Go to the line that contains "What's the underlying", then write out that line and all that follow to the end of the listing, exactly and without pictures.

Stored data entries
--

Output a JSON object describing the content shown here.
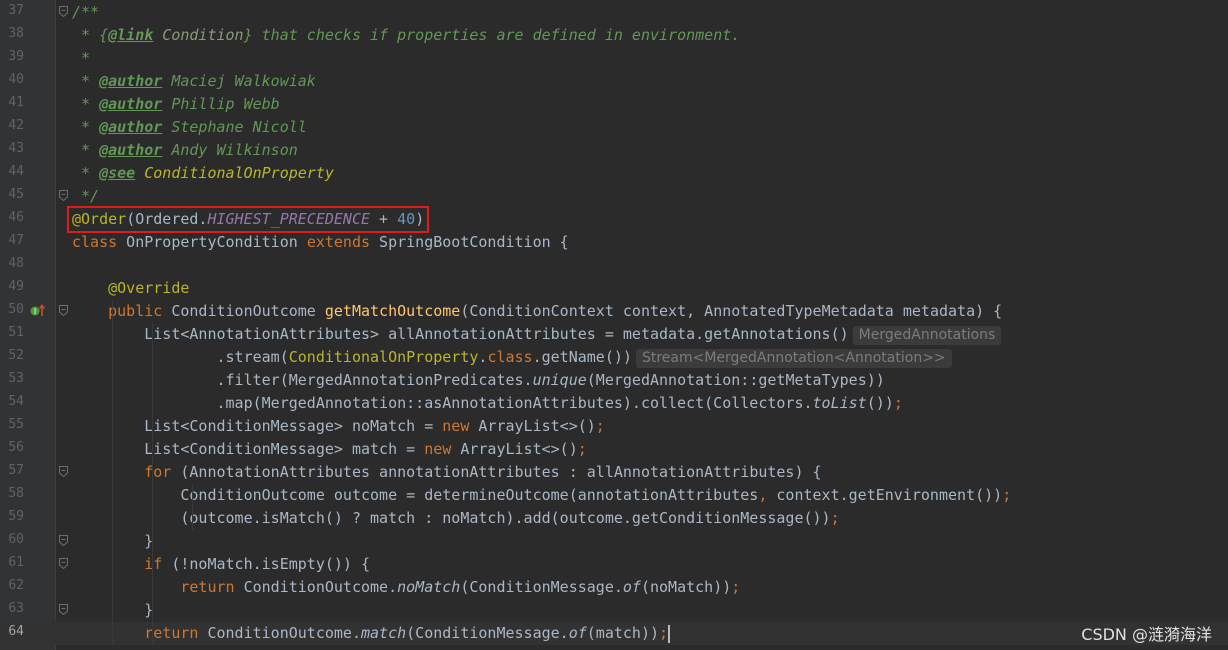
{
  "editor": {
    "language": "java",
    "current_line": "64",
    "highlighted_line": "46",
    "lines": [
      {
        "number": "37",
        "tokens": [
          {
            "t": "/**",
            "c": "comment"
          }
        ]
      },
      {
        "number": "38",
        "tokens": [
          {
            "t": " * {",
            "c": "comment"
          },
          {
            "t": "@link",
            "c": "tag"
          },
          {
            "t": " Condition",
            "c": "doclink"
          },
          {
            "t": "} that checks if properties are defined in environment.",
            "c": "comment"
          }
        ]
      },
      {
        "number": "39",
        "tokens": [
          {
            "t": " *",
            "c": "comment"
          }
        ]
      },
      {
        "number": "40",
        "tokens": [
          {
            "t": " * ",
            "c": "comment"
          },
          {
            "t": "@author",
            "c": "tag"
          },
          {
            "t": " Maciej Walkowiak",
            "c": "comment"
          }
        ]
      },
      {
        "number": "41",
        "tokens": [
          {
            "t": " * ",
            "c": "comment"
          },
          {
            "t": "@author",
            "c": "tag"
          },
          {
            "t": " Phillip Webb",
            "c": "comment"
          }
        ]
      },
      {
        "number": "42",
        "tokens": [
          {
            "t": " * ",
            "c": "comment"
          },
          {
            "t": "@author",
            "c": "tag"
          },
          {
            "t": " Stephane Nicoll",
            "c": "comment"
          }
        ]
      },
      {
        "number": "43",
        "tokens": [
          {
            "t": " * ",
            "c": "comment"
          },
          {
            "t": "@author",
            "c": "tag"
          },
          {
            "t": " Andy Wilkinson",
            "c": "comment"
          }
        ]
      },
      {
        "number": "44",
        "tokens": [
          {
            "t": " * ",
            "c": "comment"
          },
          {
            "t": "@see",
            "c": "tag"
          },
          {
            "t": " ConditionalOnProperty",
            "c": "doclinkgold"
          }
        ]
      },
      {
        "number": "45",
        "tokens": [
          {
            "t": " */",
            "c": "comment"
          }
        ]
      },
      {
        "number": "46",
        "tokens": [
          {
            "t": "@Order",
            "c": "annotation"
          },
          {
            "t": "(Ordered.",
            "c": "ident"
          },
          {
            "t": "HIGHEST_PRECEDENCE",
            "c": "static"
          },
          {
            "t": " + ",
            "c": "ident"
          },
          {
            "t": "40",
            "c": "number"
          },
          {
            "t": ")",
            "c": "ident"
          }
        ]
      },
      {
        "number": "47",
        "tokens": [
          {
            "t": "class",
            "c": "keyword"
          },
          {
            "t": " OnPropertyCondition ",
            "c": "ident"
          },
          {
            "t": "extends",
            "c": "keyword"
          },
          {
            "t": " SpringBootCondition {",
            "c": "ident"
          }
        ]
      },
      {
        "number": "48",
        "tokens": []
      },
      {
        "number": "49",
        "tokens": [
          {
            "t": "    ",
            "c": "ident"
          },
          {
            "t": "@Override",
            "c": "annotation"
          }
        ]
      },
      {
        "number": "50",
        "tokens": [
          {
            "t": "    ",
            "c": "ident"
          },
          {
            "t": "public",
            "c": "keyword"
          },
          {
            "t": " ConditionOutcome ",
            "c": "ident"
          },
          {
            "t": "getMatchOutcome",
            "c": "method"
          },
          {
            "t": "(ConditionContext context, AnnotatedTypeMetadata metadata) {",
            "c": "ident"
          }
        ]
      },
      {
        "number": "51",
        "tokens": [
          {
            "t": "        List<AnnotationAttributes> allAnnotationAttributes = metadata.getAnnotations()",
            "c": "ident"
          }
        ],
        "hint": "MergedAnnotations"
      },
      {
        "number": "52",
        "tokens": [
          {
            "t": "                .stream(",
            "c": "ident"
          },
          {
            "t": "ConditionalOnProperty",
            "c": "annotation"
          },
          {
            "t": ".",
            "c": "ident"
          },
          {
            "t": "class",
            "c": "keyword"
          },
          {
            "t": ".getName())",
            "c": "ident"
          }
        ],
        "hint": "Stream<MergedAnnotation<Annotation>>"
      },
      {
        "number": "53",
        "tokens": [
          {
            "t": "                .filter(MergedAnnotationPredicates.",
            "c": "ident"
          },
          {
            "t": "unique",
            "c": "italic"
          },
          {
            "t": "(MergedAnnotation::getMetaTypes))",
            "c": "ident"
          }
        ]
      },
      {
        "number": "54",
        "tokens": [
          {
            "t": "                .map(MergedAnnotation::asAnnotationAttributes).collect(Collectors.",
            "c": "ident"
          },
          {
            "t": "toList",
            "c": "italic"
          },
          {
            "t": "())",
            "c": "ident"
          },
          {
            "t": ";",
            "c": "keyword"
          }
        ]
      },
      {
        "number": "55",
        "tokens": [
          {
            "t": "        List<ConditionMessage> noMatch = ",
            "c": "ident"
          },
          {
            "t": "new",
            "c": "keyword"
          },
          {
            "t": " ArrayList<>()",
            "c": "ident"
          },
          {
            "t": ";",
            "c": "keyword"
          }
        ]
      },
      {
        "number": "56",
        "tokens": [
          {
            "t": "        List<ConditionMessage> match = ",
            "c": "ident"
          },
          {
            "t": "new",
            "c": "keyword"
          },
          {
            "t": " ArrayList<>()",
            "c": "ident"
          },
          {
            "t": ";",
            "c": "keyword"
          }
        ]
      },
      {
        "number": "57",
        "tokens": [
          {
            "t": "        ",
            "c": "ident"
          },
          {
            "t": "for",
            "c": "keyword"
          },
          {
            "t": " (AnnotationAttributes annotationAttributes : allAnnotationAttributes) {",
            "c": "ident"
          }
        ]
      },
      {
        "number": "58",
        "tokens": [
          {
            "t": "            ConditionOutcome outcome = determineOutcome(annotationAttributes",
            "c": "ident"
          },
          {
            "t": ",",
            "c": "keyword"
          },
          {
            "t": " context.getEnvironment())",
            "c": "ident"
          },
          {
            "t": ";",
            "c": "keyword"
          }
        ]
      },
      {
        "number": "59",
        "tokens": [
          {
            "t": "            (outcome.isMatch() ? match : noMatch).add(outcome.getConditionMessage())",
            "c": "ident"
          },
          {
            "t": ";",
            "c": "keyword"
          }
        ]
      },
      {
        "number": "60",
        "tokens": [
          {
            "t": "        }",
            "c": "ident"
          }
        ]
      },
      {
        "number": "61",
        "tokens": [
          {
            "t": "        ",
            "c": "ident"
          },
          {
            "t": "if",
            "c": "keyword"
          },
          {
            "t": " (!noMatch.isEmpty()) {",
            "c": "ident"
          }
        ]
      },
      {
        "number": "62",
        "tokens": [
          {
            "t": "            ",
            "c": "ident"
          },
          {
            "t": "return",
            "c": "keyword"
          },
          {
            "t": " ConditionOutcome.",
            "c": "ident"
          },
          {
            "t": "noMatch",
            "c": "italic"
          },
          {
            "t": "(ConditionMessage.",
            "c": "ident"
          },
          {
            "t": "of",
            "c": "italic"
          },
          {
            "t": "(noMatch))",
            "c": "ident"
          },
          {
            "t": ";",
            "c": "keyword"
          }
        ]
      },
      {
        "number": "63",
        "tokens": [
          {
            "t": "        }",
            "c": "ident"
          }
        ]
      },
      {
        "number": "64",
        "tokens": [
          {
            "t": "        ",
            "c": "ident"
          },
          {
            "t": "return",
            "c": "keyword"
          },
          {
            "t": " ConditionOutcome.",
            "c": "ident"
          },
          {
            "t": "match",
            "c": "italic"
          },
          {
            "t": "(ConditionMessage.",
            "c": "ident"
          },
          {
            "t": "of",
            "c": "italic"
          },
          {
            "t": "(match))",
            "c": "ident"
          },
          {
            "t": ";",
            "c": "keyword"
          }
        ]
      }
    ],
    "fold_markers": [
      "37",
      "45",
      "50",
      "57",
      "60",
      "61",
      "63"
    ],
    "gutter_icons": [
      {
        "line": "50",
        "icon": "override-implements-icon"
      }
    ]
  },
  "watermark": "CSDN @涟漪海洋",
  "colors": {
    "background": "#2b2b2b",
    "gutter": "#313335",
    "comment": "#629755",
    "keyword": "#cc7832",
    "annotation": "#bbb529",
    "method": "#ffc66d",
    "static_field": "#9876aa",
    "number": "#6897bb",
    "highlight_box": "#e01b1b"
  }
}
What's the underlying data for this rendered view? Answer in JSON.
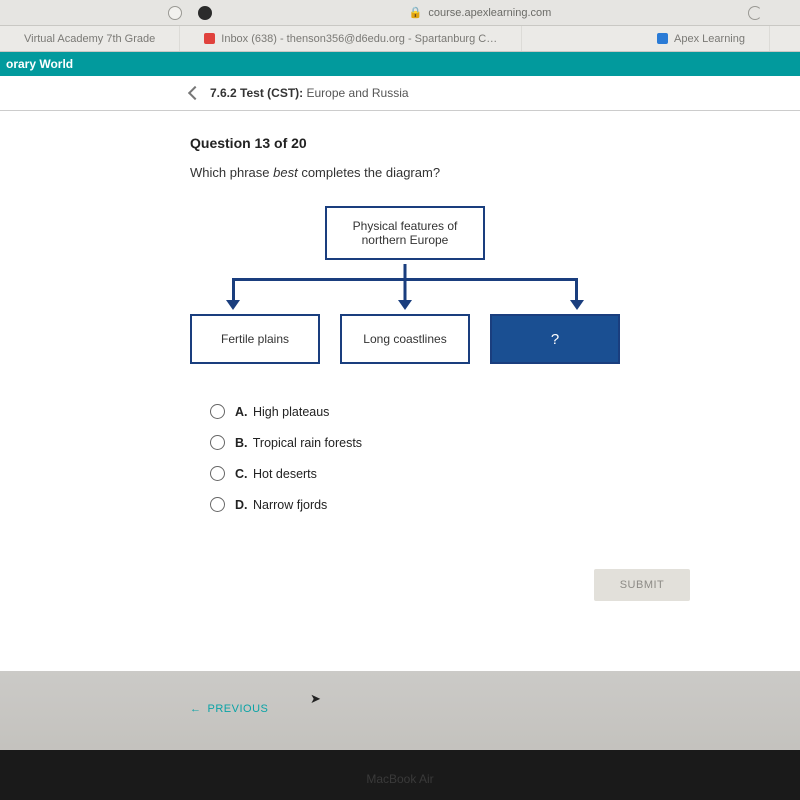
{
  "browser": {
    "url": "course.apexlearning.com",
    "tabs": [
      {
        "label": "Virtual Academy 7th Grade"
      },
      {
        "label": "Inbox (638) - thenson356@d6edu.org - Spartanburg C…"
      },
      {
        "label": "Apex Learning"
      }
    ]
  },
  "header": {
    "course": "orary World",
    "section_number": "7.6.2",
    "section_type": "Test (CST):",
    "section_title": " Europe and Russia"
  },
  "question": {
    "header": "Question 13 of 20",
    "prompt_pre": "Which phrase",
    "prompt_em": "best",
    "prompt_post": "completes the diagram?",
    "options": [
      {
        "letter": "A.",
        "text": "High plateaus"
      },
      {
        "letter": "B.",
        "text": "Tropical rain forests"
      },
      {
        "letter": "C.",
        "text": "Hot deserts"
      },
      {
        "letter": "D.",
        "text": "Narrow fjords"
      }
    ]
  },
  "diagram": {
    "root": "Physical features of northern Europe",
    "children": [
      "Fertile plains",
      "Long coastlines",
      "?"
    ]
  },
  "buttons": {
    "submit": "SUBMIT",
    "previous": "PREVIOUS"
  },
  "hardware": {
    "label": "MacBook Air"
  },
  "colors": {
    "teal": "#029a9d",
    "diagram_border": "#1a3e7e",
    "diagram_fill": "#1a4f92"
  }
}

--

**Answer in full:**
What's the underlying data for this rendered view? Answer in JSON.
{
  "browser": {
    "url": "course.apexlearning.com",
    "tabs": [
      {
        "label": "Virtual Academy 7th Grade"
      },
      {
        "label": "Inbox (638) - thenson356@d6edu.org - Spartanburg C…"
      },
      {
        "label": "Apex Learning"
      }
    ]
  },
  "header": {
    "course": "orary World",
    "section_number": "7.6.2",
    "section_type": "Test (CST):",
    "section_title": " Europe and Russia"
  },
  "question": {
    "header": "Question 13 of 20",
    "prompt_pre": "Which phrase",
    "prompt_em": "best",
    "prompt_post": "completes the diagram?",
    "options": [
      {
        "letter": "A.",
        "text": "High plateaus"
      },
      {
        "letter": "B.",
        "text": "Tropical rain forests"
      },
      {
        "letter": "C.",
        "text": "Hot deserts"
      },
      {
        "letter": "D.",
        "text": "Narrow fjords"
      }
    ]
  },
  "diagram": {
    "root": "Physical features of northern Europe",
    "children": [
      "Fertile plains",
      "Long coastlines",
      "?"
    ]
  },
  "buttons": {
    "submit": "SUBMIT",
    "previous": "PREVIOUS"
  },
  "hardware": {
    "label": "MacBook Air"
  },
  "colors": {
    "teal": "#029a9d",
    "diagram_border": "#1a3e7e",
    "diagram_fill": "#1a4f92"
  }
}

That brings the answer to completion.